The Hidden Structure Behind Donald Trump's Leadership

Donald Trump, the man, can laugh at the Donald Trump image he has created.

Key points

  • President Trump's approach to leadership may not be as impulsive as it appears.
  • President Trump deploys a structured leadership framework.
  • The framework has been useful to Trump in real estate, media, and politics.

You may be in awe of President Donald Trump. You may think he is awful. The purpose of this post is not to evaluate Donald Trump’s politics or policies but to examine how he does what he does. As a leader, Trump has made an impact in real estate, entertainment, media, and politics. That impact is based on a distinct approach to leadership.

Beyond Impulsivity

Dr. Jeffrey Sonnenfeld is a professor at Yale University who studies the practice of management. He is also founder and CEO of the Chief Executive Officer Leadership Institute, which draws thousands of CEOs for off-the-record peer-to-peer conversations. He has advised U.S. presidents of both parties, including Joe Biden, Bill Clinton, George H.W. Bush, and Donald Trump. Trump in fact offered Sonnenfeld the job of founding president of Trump University, an offer he declined.

In his latest book, Trump's Ten Commandments, released in March of this year, Sonnenfeld describes his 25-year relationship with Donald Trump as “advisor, friend, critic, and accessory.” After a quarter century observing Trump, he contends that Trump's leadership approach is less impulsive than it appears.

Visual layout annotation data:
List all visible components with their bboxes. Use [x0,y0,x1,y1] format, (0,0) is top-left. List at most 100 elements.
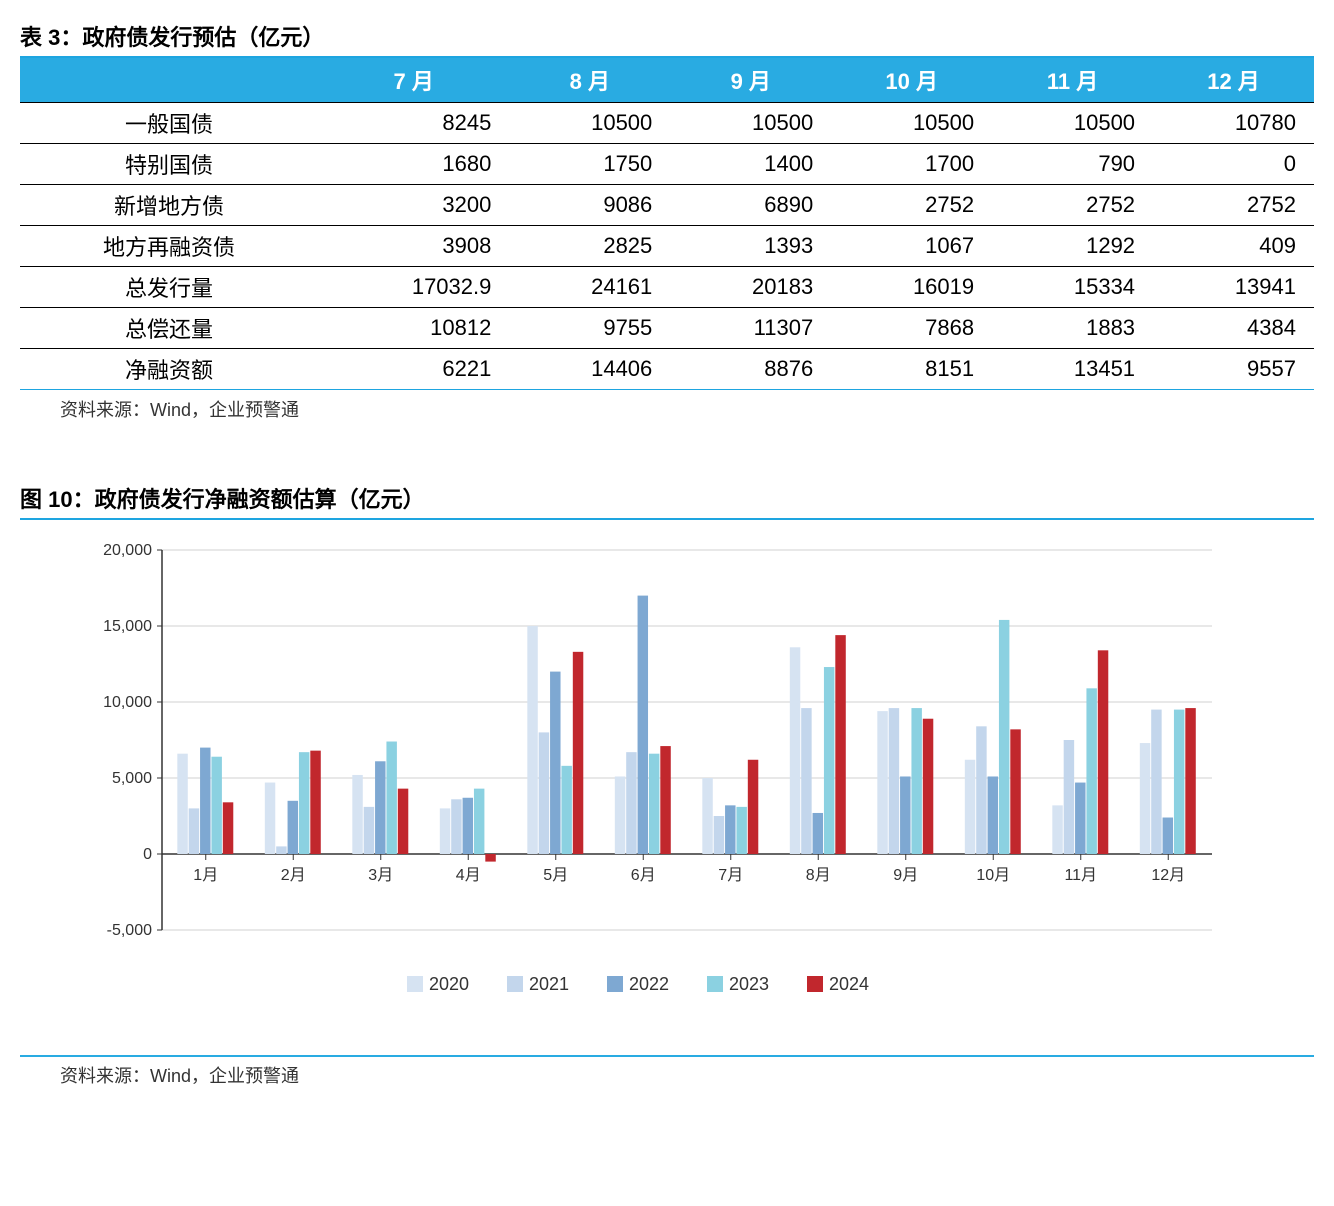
table-header-cell: 7 月 [318,58,509,103]
bar [813,813,823,854]
table-cell: 2752 [992,185,1153,226]
table-cell: 20183 [670,267,831,308]
bar [177,754,187,854]
legend-label: 2023 [729,974,769,994]
chart-section: 图 10：政府债发行净融资额估算（亿元） -5,00005,00010,0001… [20,482,1314,1088]
table-row: 特别国债16801750140017007900 [20,144,1314,185]
bar [965,760,975,854]
bar [889,708,899,854]
table-row: 一般国债82451050010500105001050010780 [20,103,1314,144]
bar [923,719,933,854]
table-row: 净融资额62211440688768151134519557 [20,349,1314,390]
bar [386,742,396,854]
svg-text:0: 0 [143,846,152,863]
table-cell: 15334 [992,267,1153,308]
bar [1086,688,1096,854]
table-cell: 0 [1153,144,1314,185]
bar [451,799,461,854]
bar [276,846,286,854]
net-financing-bar-chart: -5,00005,00010,00015,00020,0001月2月3月4月5月… [80,540,1234,1010]
bar [649,754,659,854]
issuance-forecast-table: 7 月8 月9 月10 月11 月12 月 一般国债82451050010500… [20,58,1314,390]
bar [824,667,834,854]
table-cell: 新增地方债 [20,185,318,226]
table-cell: 2752 [1153,185,1314,226]
svg-text:12月: 12月 [1151,867,1185,884]
table-cell: 8151 [831,349,992,390]
table-row: 总发行量17032.92416120183160191533413941 [20,267,1314,308]
bar [539,732,549,854]
table-cell: 1393 [670,226,831,267]
svg-text:7月: 7月 [718,867,743,884]
table-cell: 3200 [318,185,509,226]
chart-source-note: 资料来源：Wind，企业预警通 [20,1056,1314,1088]
bar [288,801,298,854]
table-cell: 特别国债 [20,144,318,185]
table-row: 地方再融资债39082825139310671292409 [20,226,1314,267]
bar [638,596,648,854]
bar [398,789,408,854]
table-cell: 13451 [992,349,1153,390]
bar [725,805,735,854]
svg-text:-5,000: -5,000 [107,922,152,939]
bar [440,808,450,854]
table-header-cell: 12 月 [1153,58,1314,103]
bar [790,647,800,854]
legend-label: 2024 [829,974,869,994]
bar [976,726,986,854]
table-cell: 1067 [831,226,992,267]
table-cell: 10780 [1153,103,1314,144]
bar [988,776,998,854]
table-header-cell: 8 月 [509,58,670,103]
bar [364,807,374,854]
svg-text:3月: 3月 [368,867,393,884]
bar [463,798,473,854]
bar [748,760,758,854]
table-cell: 1700 [831,144,992,185]
bar [299,752,309,854]
table-cell: 14406 [509,349,670,390]
bar [660,746,670,854]
table-cell: 13941 [1153,267,1314,308]
bar [474,789,484,854]
table-cell: 10500 [509,103,670,144]
bar [352,775,362,854]
bar [835,635,845,854]
svg-text:8月: 8月 [806,867,831,884]
table-cell: 2752 [831,185,992,226]
legend-swatch [607,976,623,992]
table-cell: 10500 [831,103,992,144]
table-cell: 2825 [509,226,670,267]
legend-swatch [707,976,723,992]
bar [1140,743,1150,854]
table-cell: 3908 [318,226,509,267]
bar [550,672,560,854]
bar [1052,805,1062,854]
svg-text:10,000: 10,000 [103,694,152,711]
table-cell: 16019 [831,267,992,308]
bar [877,711,887,854]
bar [714,816,724,854]
table-row: 总偿还量10812975511307786818834384 [20,308,1314,349]
bar [1163,818,1173,854]
bar [561,766,571,854]
legend-label: 2022 [629,974,669,994]
legend-swatch [407,976,423,992]
svg-text:20,000: 20,000 [103,542,152,559]
bar [736,807,746,854]
svg-text:2月: 2月 [281,867,306,884]
table-header-cell [20,58,318,103]
bar [999,620,1009,854]
svg-text:9月: 9月 [893,867,918,884]
table-cell: 17032.9 [318,267,509,308]
svg-text:10月: 10月 [976,867,1010,884]
table-cell: 1400 [670,144,831,185]
bar [265,783,275,854]
table-cell: 409 [1153,226,1314,267]
table-cell: 9086 [509,185,670,226]
table-cell: 净融资额 [20,349,318,390]
legend-label: 2021 [529,974,569,994]
table-source-note: 资料来源：Wind，企业预警通 [20,389,1314,422]
legend-swatch [807,976,823,992]
svg-text:15,000: 15,000 [103,618,152,635]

Instructions to follow: Rewrite the passage of the Trump leadership text starting with "The Hidden Structure" and going on through "approach to leadership.", swapping "framework" for "model".

Result for this exercise:
The Hidden Structure Behind Donald Trump's Leadership

Donald Trump, the man, can laugh at the Donald Trump image he has created.

Key points

  • President Trump's approach to leadership may not be as impulsive as it appears.
  • President Trump deploys a structured leadership model.
  • The model has been useful to Trump in real estate, media, and politics.

You may be in awe of President Donald Trump. You may think he is awful. The purpose of this post is not to evaluate Donald Trump’s politics or policies but to examine how he does what he does. As a leader, Trump has made an impact in real estate, entertainment, media, and politics. That impact is based on a distinct approach to leadership.